■ Raw records:
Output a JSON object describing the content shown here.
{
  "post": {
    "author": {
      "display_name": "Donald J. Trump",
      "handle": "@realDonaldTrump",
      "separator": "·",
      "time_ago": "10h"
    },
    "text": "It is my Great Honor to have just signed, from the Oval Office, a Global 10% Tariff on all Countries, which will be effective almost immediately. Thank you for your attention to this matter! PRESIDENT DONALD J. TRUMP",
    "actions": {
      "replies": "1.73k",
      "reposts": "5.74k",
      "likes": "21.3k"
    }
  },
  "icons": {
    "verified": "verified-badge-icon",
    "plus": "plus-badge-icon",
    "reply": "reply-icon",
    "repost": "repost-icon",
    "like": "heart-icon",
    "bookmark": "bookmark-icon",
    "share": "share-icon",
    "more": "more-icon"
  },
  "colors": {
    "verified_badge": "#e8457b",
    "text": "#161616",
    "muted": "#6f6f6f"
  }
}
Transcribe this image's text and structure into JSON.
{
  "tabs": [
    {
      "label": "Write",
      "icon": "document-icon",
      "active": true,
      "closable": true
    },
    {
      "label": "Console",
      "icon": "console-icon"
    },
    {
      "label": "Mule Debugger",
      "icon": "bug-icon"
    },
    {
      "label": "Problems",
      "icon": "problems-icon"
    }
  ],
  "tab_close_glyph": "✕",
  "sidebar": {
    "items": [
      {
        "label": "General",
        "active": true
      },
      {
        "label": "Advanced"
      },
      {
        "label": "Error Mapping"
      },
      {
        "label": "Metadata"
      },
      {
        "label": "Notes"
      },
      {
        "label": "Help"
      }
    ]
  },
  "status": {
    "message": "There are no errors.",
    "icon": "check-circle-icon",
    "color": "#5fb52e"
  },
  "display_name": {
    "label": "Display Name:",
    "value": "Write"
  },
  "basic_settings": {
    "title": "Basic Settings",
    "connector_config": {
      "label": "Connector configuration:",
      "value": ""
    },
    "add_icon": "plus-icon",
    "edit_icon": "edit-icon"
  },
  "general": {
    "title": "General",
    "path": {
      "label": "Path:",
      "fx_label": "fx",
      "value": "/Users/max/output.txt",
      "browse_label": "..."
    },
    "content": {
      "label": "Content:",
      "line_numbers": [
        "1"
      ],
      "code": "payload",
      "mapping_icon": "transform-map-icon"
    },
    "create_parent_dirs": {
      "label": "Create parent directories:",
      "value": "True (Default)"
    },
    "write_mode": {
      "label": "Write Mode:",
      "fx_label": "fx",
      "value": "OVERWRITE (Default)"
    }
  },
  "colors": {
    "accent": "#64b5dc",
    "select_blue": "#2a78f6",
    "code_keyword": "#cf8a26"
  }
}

■ Challenge: Each record must be returned exactly as it is written.

■ Result of the exercise:
Output a JSON object describing the content shown here.
{
  "post": {
    "author": {
      "display_name": "Donald J. Trump",
      "handle": "@realDonaldTrump",
      "separator": "·",
      "time_ago": "10h"
    },
    "text": "It is my Great Honor to have just signed, from the Oval Office, a Global 10% Tariff on all Countries, which will be effective almost immediately. Thank you for your attention to this matter! PRESIDENT DONALD J. TRUMP",
    "actions": {
      "replies": "1.73k",
      "reposts": "5.74k",
      "likes": "21.3k"
    }
  },
  "icons": {
    "verified": "verified-badge-icon",
    "plus": "plus-badge-icon",
    "reply": "reply-icon",
    "repost": "repost-icon",
    "like": "heart-icon",
    "bookmark": "bookmark-icon",
    "share": "share-icon",
    "more": "more-icon"
  },
  "colors": {
    "verified_badge": "#e8457b",
    "text": "#161616",
    "muted": "#6f6f6f"
  }
}
Transcribe this image's text and structure into JSON.
{
  "tabs": [
    {
      "label": "Write",
      "icon": "document-icon",
      "active": true,
      "closable": true
    },
    {
      "label": "Console",
      "icon": "console-icon"
    },
    {
      "label": "Mule Debugger",
      "icon": "bug-icon"
    },
    {
      "label": "Problems",
      "icon": "problems-icon"
    }
  ],
  "tab_close_glyph": "✕",
  "sidebar": {
    "items": [
      {
        "label": "General",
        "active": true
      },
      {
        "label": "Advanced"
      },
      {
        "label": "Error Mapping"
      },
      {
        "label": "Metadata"
      },
      {
        "label": "Notes"
      },
      {
        "label": "Help"
      }
    ]
  },
  "status": {
    "message": "There are no errors.",
    "icon": "check-circle-icon",
    "color": "#5fb52e"
  },
  "display_name": {
    "label": "Display Name:",
    "value": "Write"
  },
  "basic_settings": {
    "title": "Basic Settings",
    "connector_config": {
      "label": "Connector configuration:",
      "value": ""
    },
    "add_icon": "plus-icon",
    "edit_icon": "edit-icon"
  },
  "general": {
    "title": "General",
    "path": {
      "label": "Path:",
      "fx_label": "fx",
      "value": "/Users/max/output.txt",
      "browse_label": "..."
    },
    "content": {
      "label": "Content:",
      "line_numbers": [
        "1"
      ],
      "code": "payload",
      "mapping_icon": "transform-map-icon"
    },
    "create_parent_dirs": {
      "label": "Create parent directories:",
      "value": "True (Default)"
    },
    "write_mode": {
      "label": "Write Mode:",
      "fx_label": "fx",
      "value": "OVERWRITE (Default)"
    }
  },
  "colors": {
    "accent": "#64b5dc",
    "select_blue": "#2a78f6",
    "code_keyword": "#cf8a26"
  }
}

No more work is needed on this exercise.